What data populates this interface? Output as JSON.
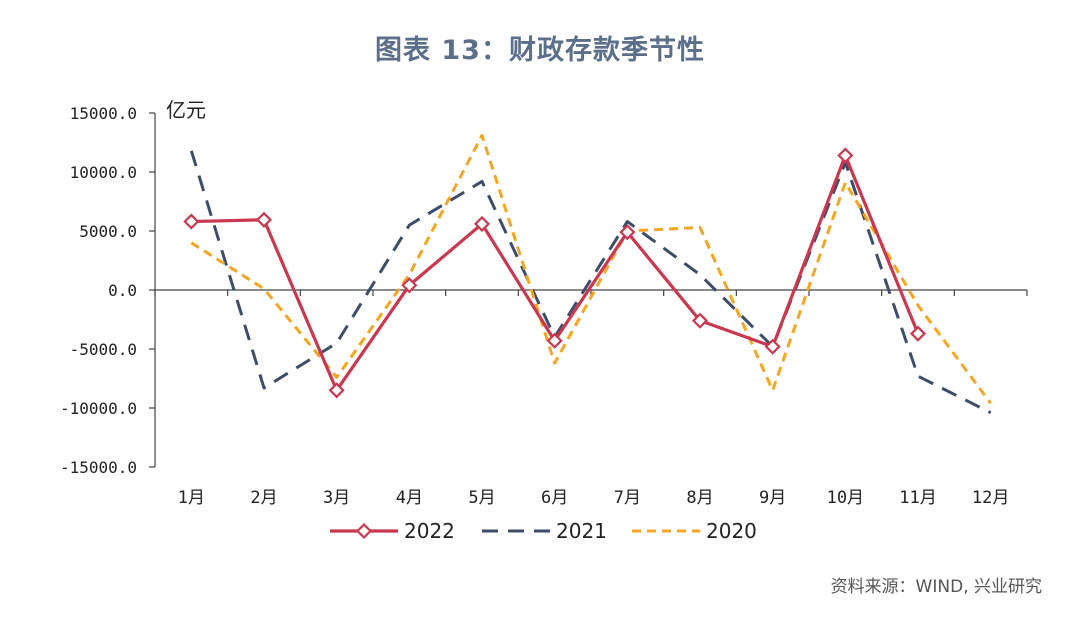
{
  "title": "图表 13：财政存款季节性",
  "source": "资料来源：WIND, 兴业研究",
  "chart_data": {
    "type": "line",
    "unit": "亿元",
    "categories": [
      "1月",
      "2月",
      "3月",
      "4月",
      "5月",
      "6月",
      "7月",
      "8月",
      "9月",
      "10月",
      "11月",
      "12月"
    ],
    "ylim": [
      -15000,
      15000
    ],
    "yticks": [
      "15000.0",
      "10000.0",
      "5000.0",
      "0.0",
      "-5000.0",
      "-10000.0",
      "-15000.0"
    ],
    "grid": false,
    "legend_position": "bottom",
    "series": [
      {
        "name": "2022",
        "color": "#c9384f",
        "style": "solid-diamond",
        "values": [
          5800,
          5950,
          -8500,
          400,
          5600,
          -4300,
          4900,
          -2600,
          -4800,
          11400,
          -3700,
          null
        ]
      },
      {
        "name": "2021",
        "color": "#3e4d68",
        "style": "dashed",
        "values": [
          11800,
          -8300,
          -4500,
          5500,
          9200,
          -4000,
          5800,
          1300,
          -4800,
          10800,
          -7300,
          -10400
        ]
      },
      {
        "name": "2020",
        "color": "#f5a623",
        "style": "dashed-short",
        "values": [
          4000,
          100,
          -7400,
          1300,
          13100,
          -6200,
          5000,
          5300,
          -8500,
          9100,
          -1300,
          -9600
        ]
      }
    ]
  }
}
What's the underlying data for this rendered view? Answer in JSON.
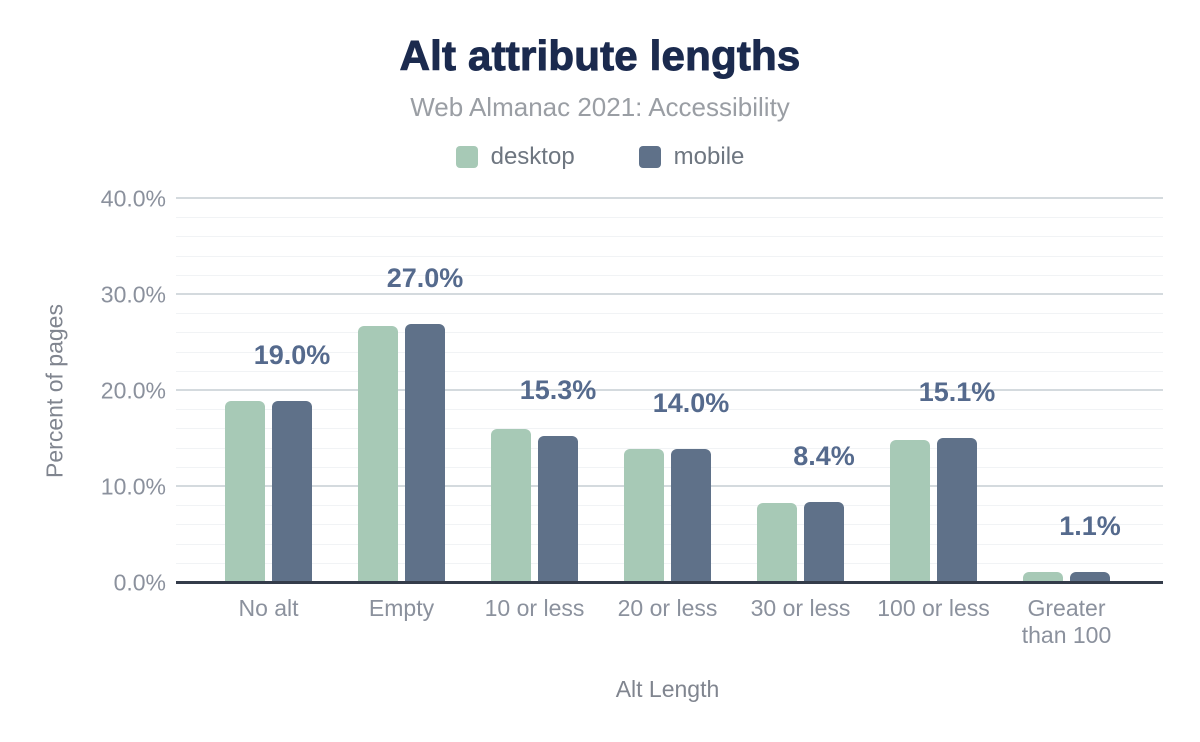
{
  "page": {
    "background": "#ffffff"
  },
  "colors": {
    "title": "#1b2a4e",
    "subtitle": "#9a9ea4",
    "legend_text": "#6e7680",
    "axis_text": "#8b919d",
    "axis_title": "#80858f",
    "data_label": "#556a8d",
    "baseline": "#343c4a",
    "grid_major": "#d4dade",
    "grid_minor": "#f1f3f5",
    "desktop": "#a7c9b6",
    "mobile": "#5f7189"
  },
  "chart_data": {
    "type": "bar",
    "title": "Alt attribute lengths",
    "subtitle": "Web Almanac 2021: Accessibility",
    "xlabel": "Alt Length",
    "ylabel": "Percent of pages",
    "categories": [
      "No alt",
      "Empty",
      "10 or less",
      "20 or less",
      "30 or less",
      "100 or less",
      "Greater than 100"
    ],
    "series": [
      {
        "name": "desktop",
        "color": "#a7c9b6",
        "values": [
          19.0,
          26.8,
          16.0,
          14.0,
          8.3,
          14.9,
          1.1
        ]
      },
      {
        "name": "mobile",
        "color": "#5f7189",
        "values": [
          19.0,
          27.0,
          15.3,
          14.0,
          8.4,
          15.1,
          1.1
        ]
      }
    ],
    "data_labels": [
      "19.0%",
      "27.0%",
      "15.3%",
      "14.0%",
      "8.4%",
      "15.1%",
      "1.1%"
    ],
    "data_labels_anchor": "mobile",
    "ylim": [
      0,
      40
    ],
    "yticks": [
      {
        "value": 0,
        "label": "0.0%"
      },
      {
        "value": 10,
        "label": "10.0%"
      },
      {
        "value": 20,
        "label": "20.0%"
      },
      {
        "value": 30,
        "label": "30.0%"
      },
      {
        "value": 40,
        "label": "40.0%"
      }
    ],
    "grid": {
      "minor_step": 2,
      "major_step": 10,
      "grid_on": true
    },
    "legend_position": "top"
  }
}
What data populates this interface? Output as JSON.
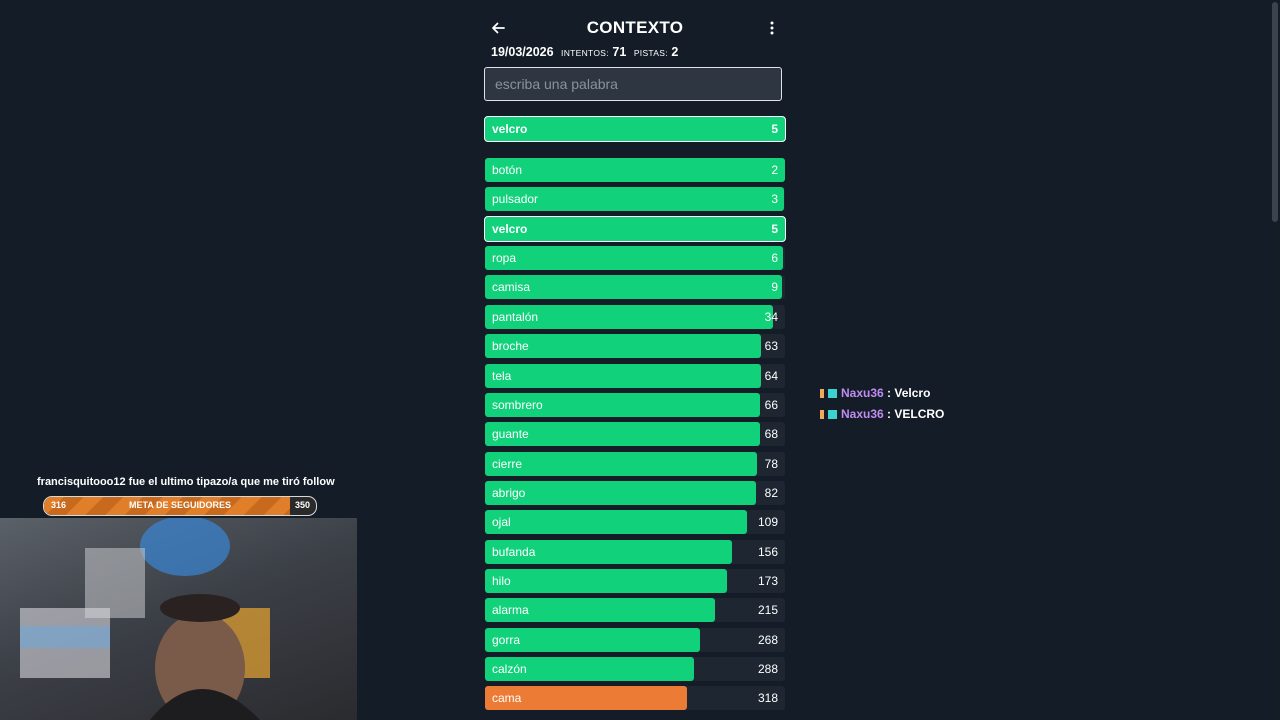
{
  "header": {
    "title": "CONTEXTO",
    "date": "19/03/2026",
    "attempts_label": "INTENTOS:",
    "attempts": "71",
    "hints_label": "PISTAS:",
    "hints": "2"
  },
  "search": {
    "placeholder": "escriba una palabra"
  },
  "current_guess": {
    "word": "velcro",
    "rank": "5"
  },
  "guesses": [
    {
      "word": "botón",
      "rank": "2",
      "fill": 1.0,
      "color": "green"
    },
    {
      "word": "pulsador",
      "rank": "3",
      "fill": 0.997,
      "color": "green"
    },
    {
      "word": "velcro",
      "rank": "5",
      "fill": 1.0,
      "color": "green",
      "selected": true
    },
    {
      "word": "ropa",
      "rank": "6",
      "fill": 0.993,
      "color": "green"
    },
    {
      "word": "camisa",
      "rank": "9",
      "fill": 0.99,
      "color": "green"
    },
    {
      "word": "pantalón",
      "rank": "34",
      "fill": 0.96,
      "color": "green"
    },
    {
      "word": "broche",
      "rank": "63",
      "fill": 0.92,
      "color": "green"
    },
    {
      "word": "tela",
      "rank": "64",
      "fill": 0.92,
      "color": "green"
    },
    {
      "word": "sombrero",
      "rank": "66",
      "fill": 0.917,
      "color": "green"
    },
    {
      "word": "guante",
      "rank": "68",
      "fill": 0.915,
      "color": "green"
    },
    {
      "word": "cierre",
      "rank": "78",
      "fill": 0.907,
      "color": "green"
    },
    {
      "word": "abrigo",
      "rank": "82",
      "fill": 0.903,
      "color": "green"
    },
    {
      "word": "ojal",
      "rank": "109",
      "fill": 0.873,
      "color": "green"
    },
    {
      "word": "bufanda",
      "rank": "156",
      "fill": 0.823,
      "color": "green"
    },
    {
      "word": "hilo",
      "rank": "173",
      "fill": 0.807,
      "color": "green"
    },
    {
      "word": "alarma",
      "rank": "215",
      "fill": 0.767,
      "color": "green"
    },
    {
      "word": "gorra",
      "rank": "268",
      "fill": 0.717,
      "color": "green"
    },
    {
      "word": "calzón",
      "rank": "288",
      "fill": 0.697,
      "color": "green"
    },
    {
      "word": "cama",
      "rank": "318",
      "fill": 0.673,
      "color": "orange"
    }
  ],
  "colors": {
    "green": "#12d17b",
    "orange": "#ec7b36"
  },
  "chat": [
    {
      "user": "Naxu36",
      "message": ": Velcro"
    },
    {
      "user": "Naxu36",
      "message": ": VELCRO"
    }
  ],
  "overlay": {
    "follow_text": "francisquitooo12 fue el ultimo tipazo/a que me tiró follow",
    "goal_label": "META DE SEGUIDORES",
    "goal_current": "316",
    "goal_target": "350",
    "goal_progress": 0.903
  }
}
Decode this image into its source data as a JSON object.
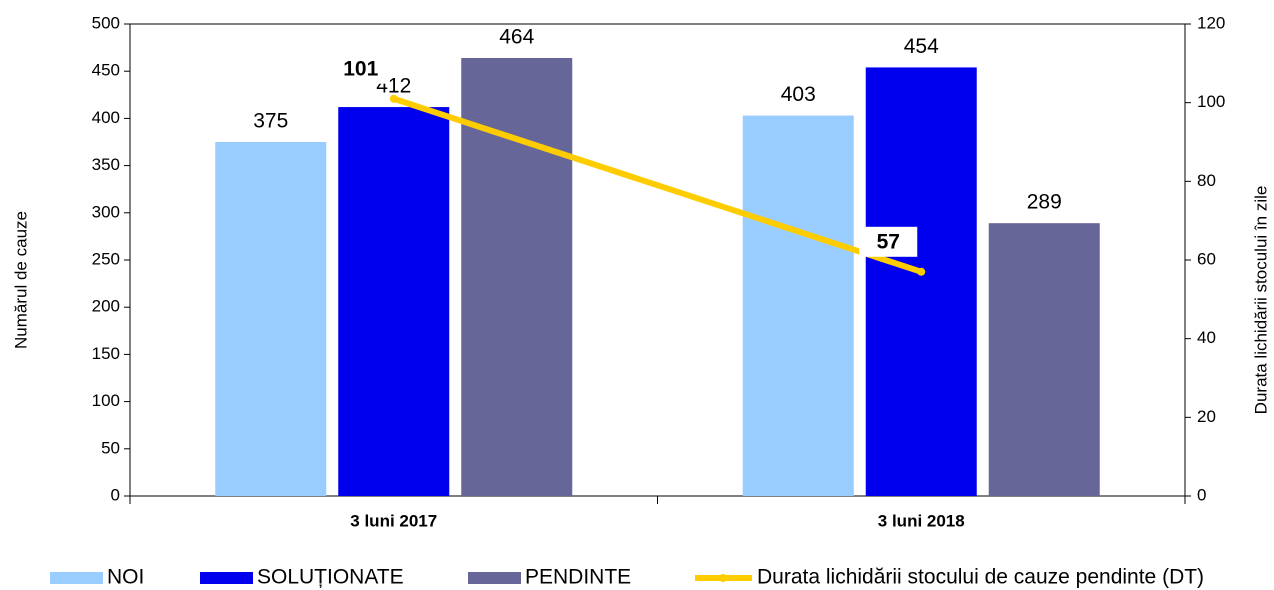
{
  "chart_data": {
    "type": "bar",
    "categories": [
      "3 luni 2017",
      "3 luni 2018"
    ],
    "y_label": "Numărul de cauze",
    "y2_label": "Durata lichidării stocului în zile",
    "ylim": [
      0,
      500
    ],
    "yticks": [
      0,
      50,
      100,
      150,
      200,
      250,
      300,
      350,
      400,
      450,
      500
    ],
    "y2lim": [
      0,
      120
    ],
    "y2ticks": [
      0,
      20,
      40,
      60,
      80,
      100,
      120
    ],
    "legend": "bottom",
    "series": [
      {
        "name": "NOI",
        "color": "#99ccff",
        "values": [
          375,
          403
        ]
      },
      {
        "name": "SOLUȚIONATE",
        "color": "#0000ee",
        "values": [
          412,
          454
        ]
      },
      {
        "name": "PENDINTE",
        "color": "#666699",
        "values": [
          464,
          289
        ]
      },
      {
        "name": "Durata lichidării stocului de cauze pendinte (DT)",
        "color": "#ffcc00",
        "type": "line",
        "axis": "y2",
        "values": [
          101,
          57
        ]
      }
    ]
  }
}
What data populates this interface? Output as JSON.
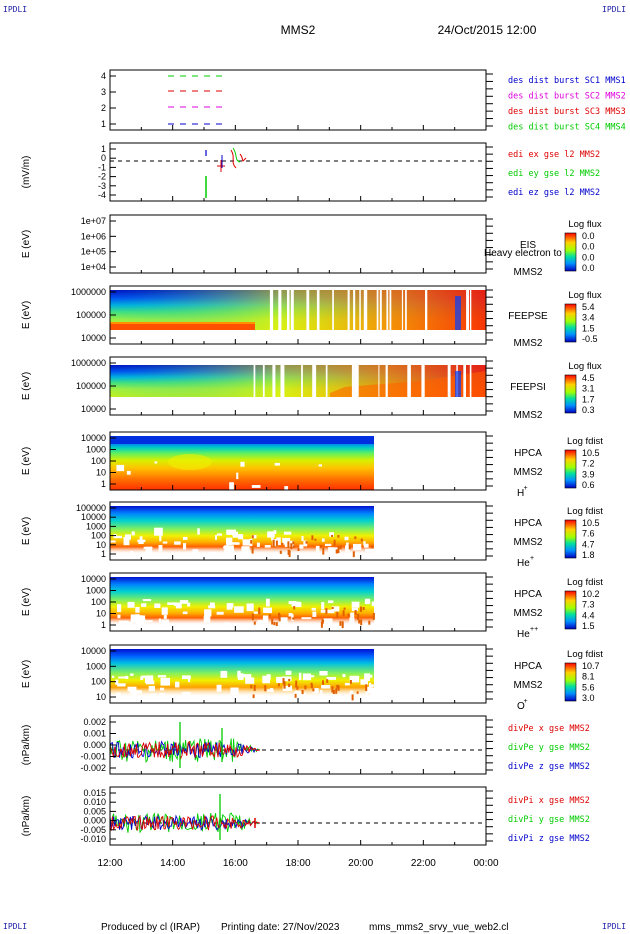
━━━━━━━━━━━━━━━━━━━━━━━━━━━━━━
Required work =
Pull out every line of the records above that contains the word "name".

Reply to the task =
        "name": "2022",
        "name": "2021",
        "name": "2020",
        "name": "desktop",
        "name": "mobile",
        "name": "NOI",
        "name": "SOLUȚIONATE",
        "name": "PENDINTE",
        "name": "Durata lichidării stocului de cauze pendinte (DT)",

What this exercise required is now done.